[Source data]
┌──

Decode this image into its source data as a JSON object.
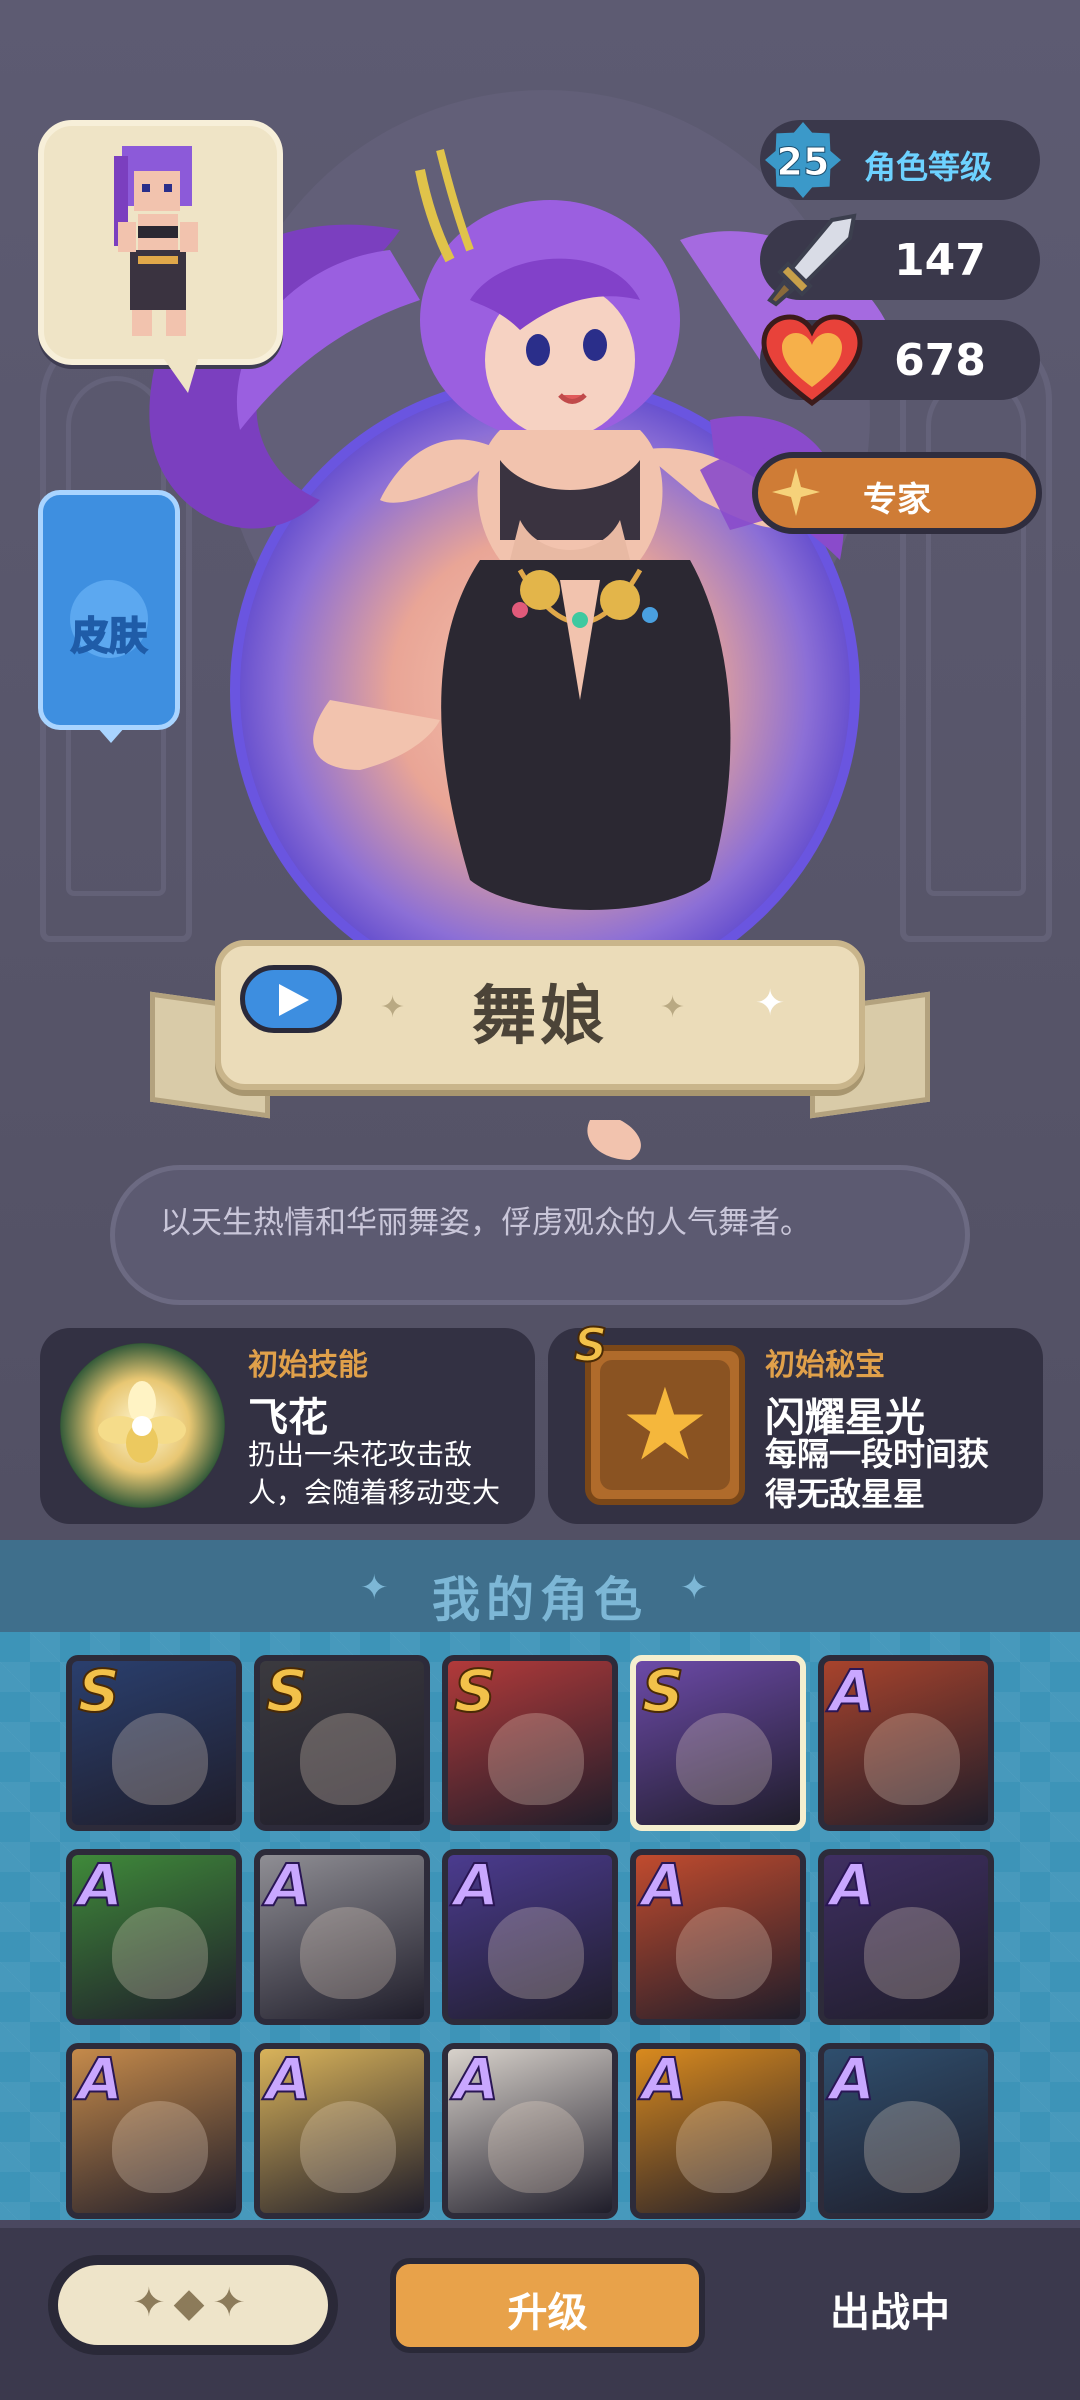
{
  "character": {
    "name": "舞娘",
    "description": "以天生热情和华丽舞姿，俘虏观众的人气舞者。"
  },
  "skin_button": {
    "label": "皮肤"
  },
  "stats": {
    "level": "25",
    "level_label": "角色等级",
    "attack": "147",
    "hp": "678",
    "rank_label": "专家"
  },
  "skill": {
    "header": "初始技能",
    "name": "飞花",
    "desc_line1": "扔出一朵花攻击敌",
    "desc_line2": "人，会随着移动变大"
  },
  "treasure": {
    "grade": "S",
    "header": "初始秘宝",
    "name": "闪耀星光",
    "desc_line1": "每隔一段时间获",
    "desc_line2": "得无敌星星"
  },
  "section": {
    "title": "我的角色"
  },
  "roster": [
    {
      "rank": "S",
      "color": "#2a3f6e"
    },
    {
      "rank": "S",
      "color": "#3b3a3f"
    },
    {
      "rank": "S",
      "color": "#b23a3a"
    },
    {
      "rank": "S",
      "color": "#6c4aa8",
      "selected": true
    },
    {
      "rank": "A",
      "color": "#a8432c"
    },
    {
      "rank": "A",
      "color": "#3f8a3a"
    },
    {
      "rank": "A",
      "color": "#8f8e94"
    },
    {
      "rank": "A",
      "color": "#4b3b8f"
    },
    {
      "rank": "A",
      "color": "#c14b2e"
    },
    {
      "rank": "A",
      "color": "#3f2f62"
    },
    {
      "rank": "A",
      "color": "#c58a4a"
    },
    {
      "rank": "A",
      "color": "#d9b35a"
    },
    {
      "rank": "A",
      "color": "#d8d2cb"
    },
    {
      "rank": "A",
      "color": "#d98a1e"
    },
    {
      "rank": "A",
      "color": "#2f4f6e"
    }
  ],
  "footer": {
    "upgrade_label": "升级",
    "status_label": "出战中"
  },
  "icons": {
    "play": "play-icon",
    "sword": "sword-icon",
    "heart": "heart-icon",
    "sparkle": "sparkle-icon",
    "star": "star-icon",
    "flower": "flower-icon"
  },
  "colors": {
    "accent_orange": "#cf7c36",
    "upgrade_orange": "#e8a24a",
    "level_blue": "#6dd2ff",
    "skill_gold": "#e0a04a",
    "section_bg": "#3f6f8c",
    "grid_bg": "#3d94b8"
  }
}
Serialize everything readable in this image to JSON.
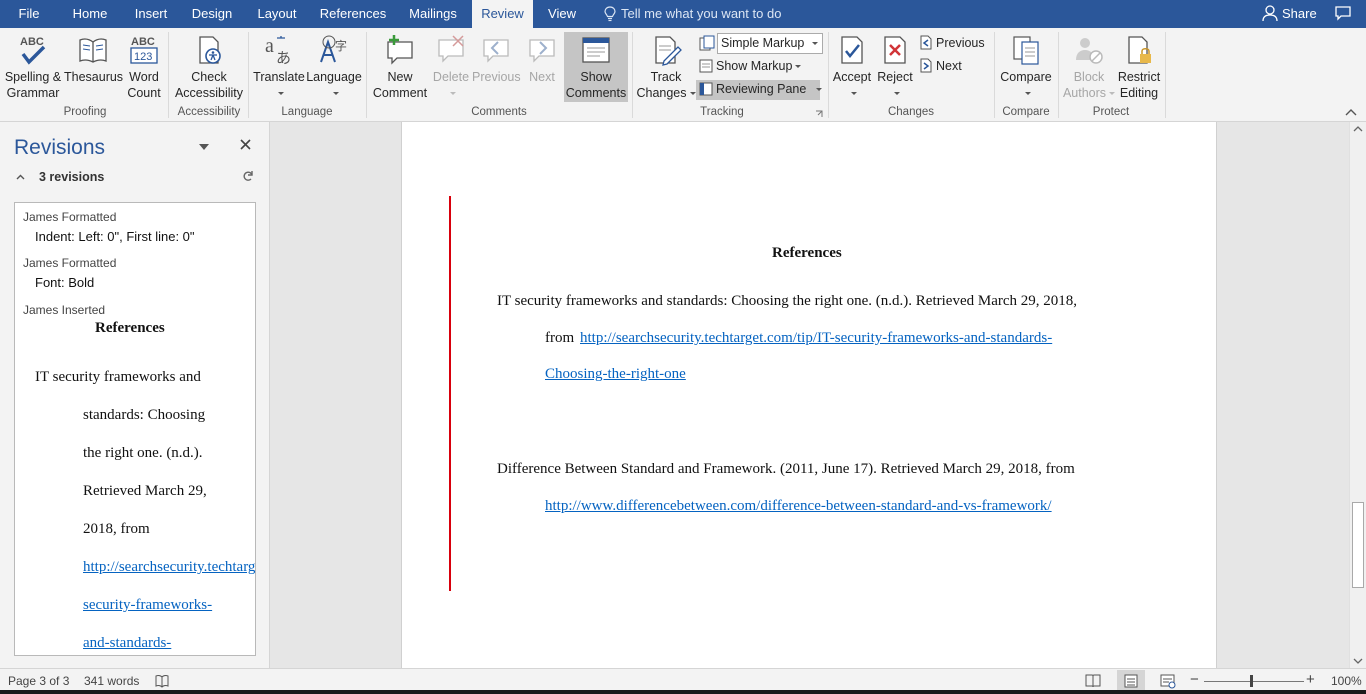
{
  "tabs": [
    {
      "label": "File",
      "active": false
    },
    {
      "label": "Home",
      "active": false
    },
    {
      "label": "Insert",
      "active": false
    },
    {
      "label": "Design",
      "active": false
    },
    {
      "label": "Layout",
      "active": false
    },
    {
      "label": "References",
      "active": false
    },
    {
      "label": "Mailings",
      "active": false
    },
    {
      "label": "Review",
      "active": true
    },
    {
      "label": "View",
      "active": false
    }
  ],
  "tell_me": "Tell me what you want to do",
  "share": "Share",
  "ribbon": {
    "proofing": {
      "group": "Proofing",
      "spelling": "Spelling &",
      "spelling2": "Grammar",
      "thesaurus": "Thesaurus",
      "word": "Word",
      "count": "Count",
      "abc_icon_text": "ABC",
      "abc_num": "123"
    },
    "accessibility": {
      "group": "Accessibility",
      "line1": "Check",
      "line2": "Accessibility"
    },
    "language": {
      "group": "Language",
      "translate": "Translate",
      "language": "Language"
    },
    "comments": {
      "group": "Comments",
      "new1": "New",
      "new2": "Comment",
      "delete": "Delete",
      "previous": "Previous",
      "next": "Next",
      "show1": "Show",
      "show2": "Comments"
    },
    "tracking": {
      "group": "Tracking",
      "track1": "Track",
      "track2": "Changes",
      "markup_select": "Simple Markup",
      "show_markup": "Show Markup",
      "reviewing_pane": "Reviewing Pane"
    },
    "changes": {
      "group": "Changes",
      "accept": "Accept",
      "reject": "Reject",
      "previous": "Previous",
      "next": "Next"
    },
    "compare": {
      "group": "Compare",
      "compare": "Compare"
    },
    "protect": {
      "group": "Protect",
      "block1": "Block",
      "block2": "Authors",
      "restrict1": "Restrict",
      "restrict2": "Editing"
    }
  },
  "revisions_pane": {
    "title": "Revisions",
    "count": "3 revisions",
    "items": [
      {
        "author": "James Formatted",
        "detail": "Indent: Left:  0\", First line:  0\""
      },
      {
        "author": "James Formatted",
        "detail": "Font: Bold"
      },
      {
        "author": "James Inserted",
        "detail": ""
      }
    ],
    "inserted_heading": "References",
    "inserted_lines": [
      "IT security frameworks and",
      "standards: Choosing",
      "the right one. (n.d.).",
      "Retrieved March 29,",
      "2018, from"
    ],
    "inserted_links": [
      "http://searchsecurity.techtarget.com/tip/IT-",
      "security-frameworks-",
      "and-standards-"
    ]
  },
  "document": {
    "heading": "References",
    "ref1_line1": "IT security frameworks and standards: Choosing the right one. (n.d.). Retrieved March 29, 2018,",
    "ref1_from": "from",
    "ref1_link1": "http://searchsecurity.techtarget.com/tip/IT-security-frameworks-and-standards-",
    "ref1_link2": "Choosing-the-right-one",
    "ref2_line1": "Difference Between Standard and Framework. (2011, June 17). Retrieved March 29, 2018, from",
    "ref2_link": "http://www.differencebetween.com/difference-between-standard-and-vs-framework/"
  },
  "status": {
    "page": "Page 3 of 3",
    "words": "341 words",
    "zoom": "100%",
    "zoom_minus": "−",
    "zoom_plus": "+"
  },
  "colors": {
    "brand": "#2b579a",
    "link": "#0563c1",
    "change_bar": "#d8000c"
  }
}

└──

▶ _The request_
Transcribe every record above exactly, leaving out the pictures.

▶ _Solution_
Decode this image into its source data as a JSON object.
{
  "character": {
    "name": "舞娘",
    "description": "以天生热情和华丽舞姿，俘虏观众的人气舞者。"
  },
  "skin_button": {
    "label": "皮肤"
  },
  "stats": {
    "level": "25",
    "level_label": "角色等级",
    "attack": "147",
    "hp": "678",
    "rank_label": "专家"
  },
  "skill": {
    "header": "初始技能",
    "name": "飞花",
    "desc_line1": "扔出一朵花攻击敌",
    "desc_line2": "人，会随着移动变大"
  },
  "treasure": {
    "grade": "S",
    "header": "初始秘宝",
    "name": "闪耀星光",
    "desc_line1": "每隔一段时间获",
    "desc_line2": "得无敌星星"
  },
  "section": {
    "title": "我的角色"
  },
  "roster": [
    {
      "rank": "S",
      "color": "#2a3f6e"
    },
    {
      "rank": "S",
      "color": "#3b3a3f"
    },
    {
      "rank": "S",
      "color": "#b23a3a"
    },
    {
      "rank": "S",
      "color": "#6c4aa8",
      "selected": true
    },
    {
      "rank": "A",
      "color": "#a8432c"
    },
    {
      "rank": "A",
      "color": "#3f8a3a"
    },
    {
      "rank": "A",
      "color": "#8f8e94"
    },
    {
      "rank": "A",
      "color": "#4b3b8f"
    },
    {
      "rank": "A",
      "color": "#c14b2e"
    },
    {
      "rank": "A",
      "color": "#3f2f62"
    },
    {
      "rank": "A",
      "color": "#c58a4a"
    },
    {
      "rank": "A",
      "color": "#d9b35a"
    },
    {
      "rank": "A",
      "color": "#d8d2cb"
    },
    {
      "rank": "A",
      "color": "#d98a1e"
    },
    {
      "rank": "A",
      "color": "#2f4f6e"
    }
  ],
  "footer": {
    "upgrade_label": "升级",
    "status_label": "出战中"
  },
  "icons": {
    "play": "play-icon",
    "sword": "sword-icon",
    "heart": "heart-icon",
    "sparkle": "sparkle-icon",
    "star": "star-icon",
    "flower": "flower-icon"
  },
  "colors": {
    "accent_orange": "#cf7c36",
    "upgrade_orange": "#e8a24a",
    "level_blue": "#6dd2ff",
    "skill_gold": "#e0a04a",
    "section_bg": "#3f6f8c",
    "grid_bg": "#3d94b8"
  }
}
Serialize everything readable in this image to JSON.
{
  "tabs": [
    {
      "label": "File",
      "active": false
    },
    {
      "label": "Home",
      "active": false
    },
    {
      "label": "Insert",
      "active": false
    },
    {
      "label": "Design",
      "active": false
    },
    {
      "label": "Layout",
      "active": false
    },
    {
      "label": "References",
      "active": false
    },
    {
      "label": "Mailings",
      "active": false
    },
    {
      "label": "Review",
      "active": true
    },
    {
      "label": "View",
      "active": false
    }
  ],
  "tell_me": "Tell me what you want to do",
  "share": "Share",
  "ribbon": {
    "proofing": {
      "group": "Proofing",
      "spelling": "Spelling &",
      "spelling2": "Grammar",
      "thesaurus": "Thesaurus",
      "word": "Word",
      "count": "Count",
      "abc_icon_text": "ABC",
      "abc_num": "123"
    },
    "accessibility": {
      "group": "Accessibility",
      "line1": "Check",
      "line2": "Accessibility"
    },
    "language": {
      "group": "Language",
      "translate": "Translate",
      "language": "Language"
    },
    "comments": {
      "group": "Comments",
      "new1": "New",
      "new2": "Comment",
      "delete": "Delete",
      "previous": "Previous",
      "next": "Next",
      "show1": "Show",
      "show2": "Comments"
    },
    "tracking": {
      "group": "Tracking",
      "track1": "Track",
      "track2": "Changes",
      "markup_select": "Simple Markup",
      "show_markup": "Show Markup",
      "reviewing_pane": "Reviewing Pane"
    },
    "changes": {
      "group": "Changes",
      "accept": "Accept",
      "reject": "Reject",
      "previous": "Previous",
      "next": "Next"
    },
    "compare": {
      "group": "Compare",
      "compare": "Compare"
    },
    "protect": {
      "group": "Protect",
      "block1": "Block",
      "block2": "Authors",
      "restrict1": "Restrict",
      "restrict2": "Editing"
    }
  },
  "revisions_pane": {
    "title": "Revisions",
    "count": "3 revisions",
    "items": [
      {
        "author": "James Formatted",
        "detail": "Indent: Left:  0\", First line:  0\""
      },
      {
        "author": "James Formatted",
        "detail": "Font: Bold"
      },
      {
        "author": "James Inserted",
        "detail": ""
      }
    ],
    "inserted_heading": "References",
    "inserted_lines": [
      "IT security frameworks and",
      "standards: Choosing",
      "the right one. (n.d.).",
      "Retrieved March 29,",
      "2018, from"
    ],
    "inserted_links": [
      "http://searchsecurity.techtarget.com/tip/IT-",
      "security-frameworks-",
      "and-standards-"
    ]
  },
  "document": {
    "heading": "References",
    "ref1_line1": "IT security frameworks and standards: Choosing the right one. (n.d.). Retrieved March 29, 2018,",
    "ref1_from": "from",
    "ref1_link1": "http://searchsecurity.techtarget.com/tip/IT-security-frameworks-and-standards-",
    "ref1_link2": "Choosing-the-right-one",
    "ref2_line1": "Difference Between Standard and Framework. (2011, June 17). Retrieved March 29, 2018, from",
    "ref2_link": "http://www.differencebetween.com/difference-between-standard-and-vs-framework/"
  },
  "status": {
    "page": "Page 3 of 3",
    "words": "341 words",
    "zoom": "100%",
    "zoom_minus": "−",
    "zoom_plus": "+"
  },
  "colors": {
    "brand": "#2b579a",
    "link": "#0563c1",
    "change_bar": "#d8000c"
  }
}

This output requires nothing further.